# [WHAT THE EXERCISE ASKS]
Reproduce the listing word for word. Skip any image.

# [LISTED ENTRIES]
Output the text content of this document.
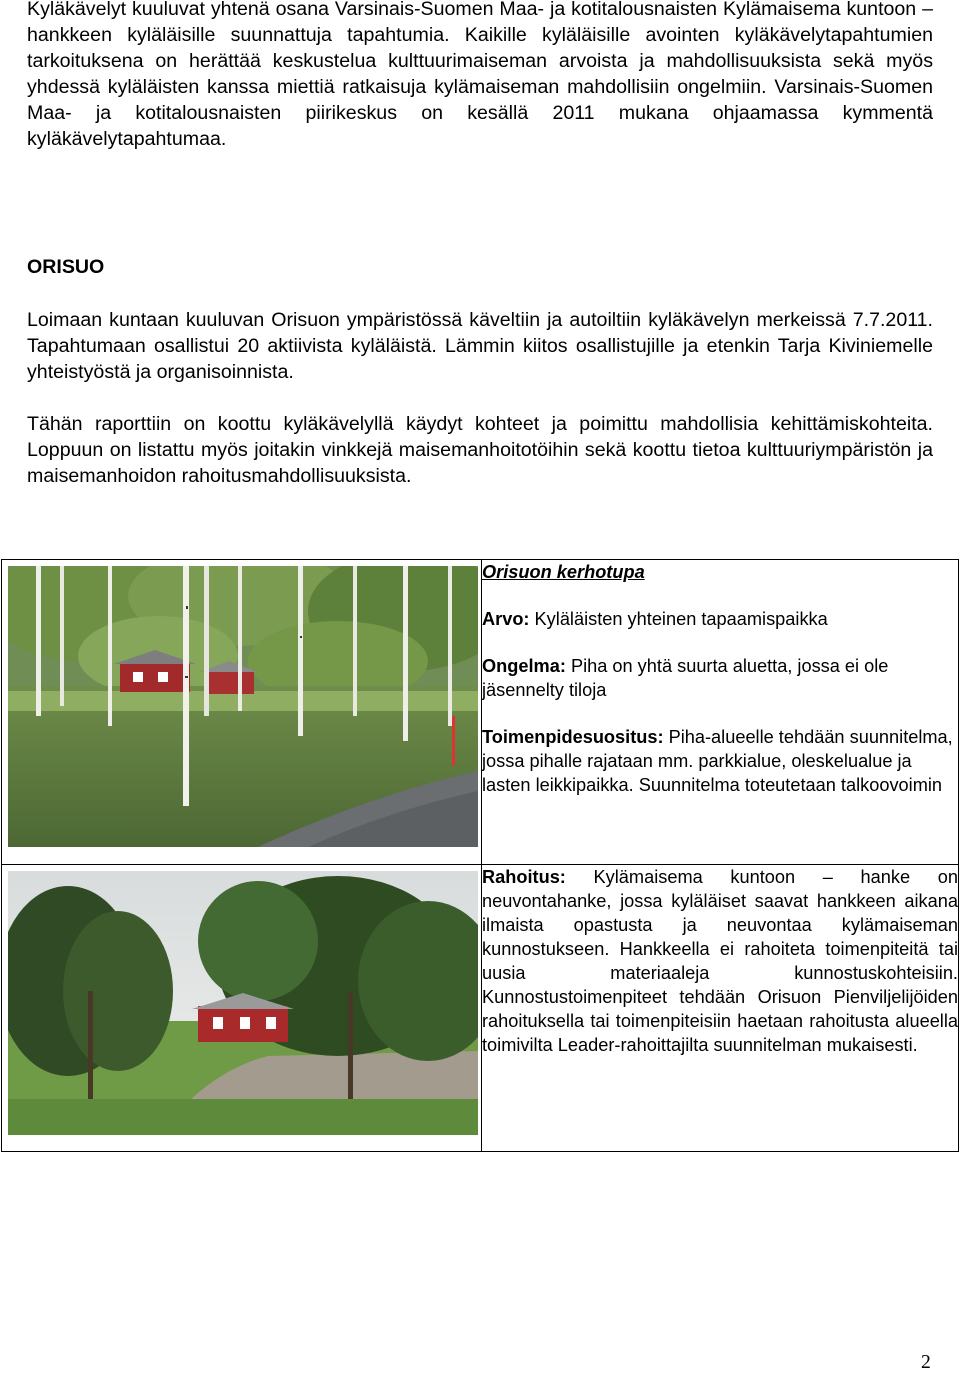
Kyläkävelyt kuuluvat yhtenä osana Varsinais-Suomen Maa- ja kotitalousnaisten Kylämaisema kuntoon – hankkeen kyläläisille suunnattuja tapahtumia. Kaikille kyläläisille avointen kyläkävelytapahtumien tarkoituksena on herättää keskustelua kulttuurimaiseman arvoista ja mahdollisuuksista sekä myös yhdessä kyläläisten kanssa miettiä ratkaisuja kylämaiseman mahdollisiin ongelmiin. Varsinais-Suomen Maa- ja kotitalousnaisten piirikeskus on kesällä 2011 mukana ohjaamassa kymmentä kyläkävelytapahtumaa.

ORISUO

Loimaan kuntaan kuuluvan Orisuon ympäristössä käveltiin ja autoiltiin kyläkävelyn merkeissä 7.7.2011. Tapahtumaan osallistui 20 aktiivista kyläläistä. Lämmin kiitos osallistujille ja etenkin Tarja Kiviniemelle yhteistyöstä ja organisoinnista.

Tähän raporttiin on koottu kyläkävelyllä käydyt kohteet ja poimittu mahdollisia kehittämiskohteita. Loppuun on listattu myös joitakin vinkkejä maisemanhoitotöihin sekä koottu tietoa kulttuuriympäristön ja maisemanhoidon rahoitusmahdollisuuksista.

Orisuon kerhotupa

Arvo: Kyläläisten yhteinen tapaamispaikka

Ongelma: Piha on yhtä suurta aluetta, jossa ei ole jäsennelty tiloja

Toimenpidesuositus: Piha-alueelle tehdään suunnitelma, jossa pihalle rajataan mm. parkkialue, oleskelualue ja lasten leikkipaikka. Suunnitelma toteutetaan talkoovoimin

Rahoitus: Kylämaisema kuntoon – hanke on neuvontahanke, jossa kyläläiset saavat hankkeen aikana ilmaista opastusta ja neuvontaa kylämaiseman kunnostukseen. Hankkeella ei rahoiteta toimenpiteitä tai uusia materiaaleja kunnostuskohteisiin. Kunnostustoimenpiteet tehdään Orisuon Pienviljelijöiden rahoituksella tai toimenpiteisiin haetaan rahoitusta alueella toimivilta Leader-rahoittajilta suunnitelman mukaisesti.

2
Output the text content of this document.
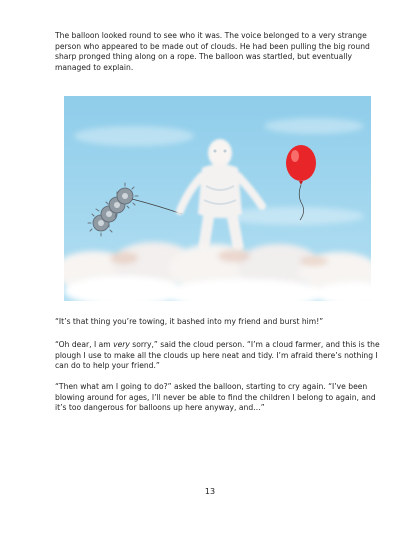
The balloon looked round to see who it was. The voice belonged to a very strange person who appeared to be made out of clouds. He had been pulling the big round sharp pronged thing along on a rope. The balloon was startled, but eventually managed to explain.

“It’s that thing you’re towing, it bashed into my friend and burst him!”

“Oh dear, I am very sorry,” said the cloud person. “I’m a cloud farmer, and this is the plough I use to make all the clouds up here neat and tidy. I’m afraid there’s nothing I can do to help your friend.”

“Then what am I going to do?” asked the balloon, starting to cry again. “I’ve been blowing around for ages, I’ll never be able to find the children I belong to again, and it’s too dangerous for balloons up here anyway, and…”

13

# [OUTPUT OF THE TASK]
Output the text content of this document.
Kyläkävelyt kuuluvat yhtenä osana Varsinais-Suomen Maa- ja kotitalousnaisten Kylämaisema kuntoon – hankkeen kyläläisille suunnattuja tapahtumia. Kaikille kyläläisille avointen kyläkävelytapahtumien tarkoituksena on herättää keskustelua kulttuurimaiseman arvoista ja mahdollisuuksista sekä myös yhdessä kyläläisten kanssa miettiä ratkaisuja kylämaiseman mahdollisiin ongelmiin. Varsinais-Suomen Maa- ja kotitalousnaisten piirikeskus on kesällä 2011 mukana ohjaamassa kymmentä kyläkävelytapahtumaa.

ORISUO

Loimaan kuntaan kuuluvan Orisuon ympäristössä käveltiin ja autoiltiin kyläkävelyn merkeissä 7.7.2011. Tapahtumaan osallistui 20 aktiivista kyläläistä. Lämmin kiitos osallistujille ja etenkin Tarja Kiviniemelle yhteistyöstä ja organisoinnista.

Tähän raporttiin on koottu kyläkävelyllä käydyt kohteet ja poimittu mahdollisia kehittämiskohteita. Loppuun on listattu myös joitakin vinkkejä maisemanhoitotöihin sekä koottu tietoa kulttuuriympäristön ja maisemanhoidon rahoitusmahdollisuuksista.

Orisuon kerhotupa

Arvo: Kyläläisten yhteinen tapaamispaikka

Ongelma: Piha on yhtä suurta aluetta, jossa ei ole jäsennelty tiloja

Toimenpidesuositus: Piha-alueelle tehdään suunnitelma, jossa pihalle rajataan mm. parkkialue, oleskelualue ja lasten leikkipaikka. Suunnitelma toteutetaan talkoovoimin

Rahoitus: Kylämaisema kuntoon – hanke on neuvontahanke, jossa kyläläiset saavat hankkeen aikana ilmaista opastusta ja neuvontaa kylämaiseman kunnostukseen. Hankkeella ei rahoiteta toimenpiteitä tai uusia materiaaleja kunnostuskohteisiin. Kunnostustoimenpiteet tehdään Orisuon Pienviljelijöiden rahoituksella tai toimenpiteisiin haetaan rahoitusta alueella toimivilta Leader-rahoittajilta suunnitelman mukaisesti.

2
Output the text content of this document.
The balloon looked round to see who it was. The voice belonged to a very strange person who appeared to be made out of clouds. He had been pulling the big round sharp pronged thing along on a rope. The balloon was startled, but eventually managed to explain.

“It’s that thing you’re towing, it bashed into my friend and burst him!”

“Oh dear, I am very sorry,” said the cloud person. “I’m a cloud farmer, and this is the plough I use to make all the clouds up here neat and tidy. I’m afraid there’s nothing I can do to help your friend.”

“Then what am I going to do?” asked the balloon, starting to cry again. “I’ve been blowing around for ages, I’ll never be able to find the children I belong to again, and it’s too dangerous for balloons up here anyway, and…”

13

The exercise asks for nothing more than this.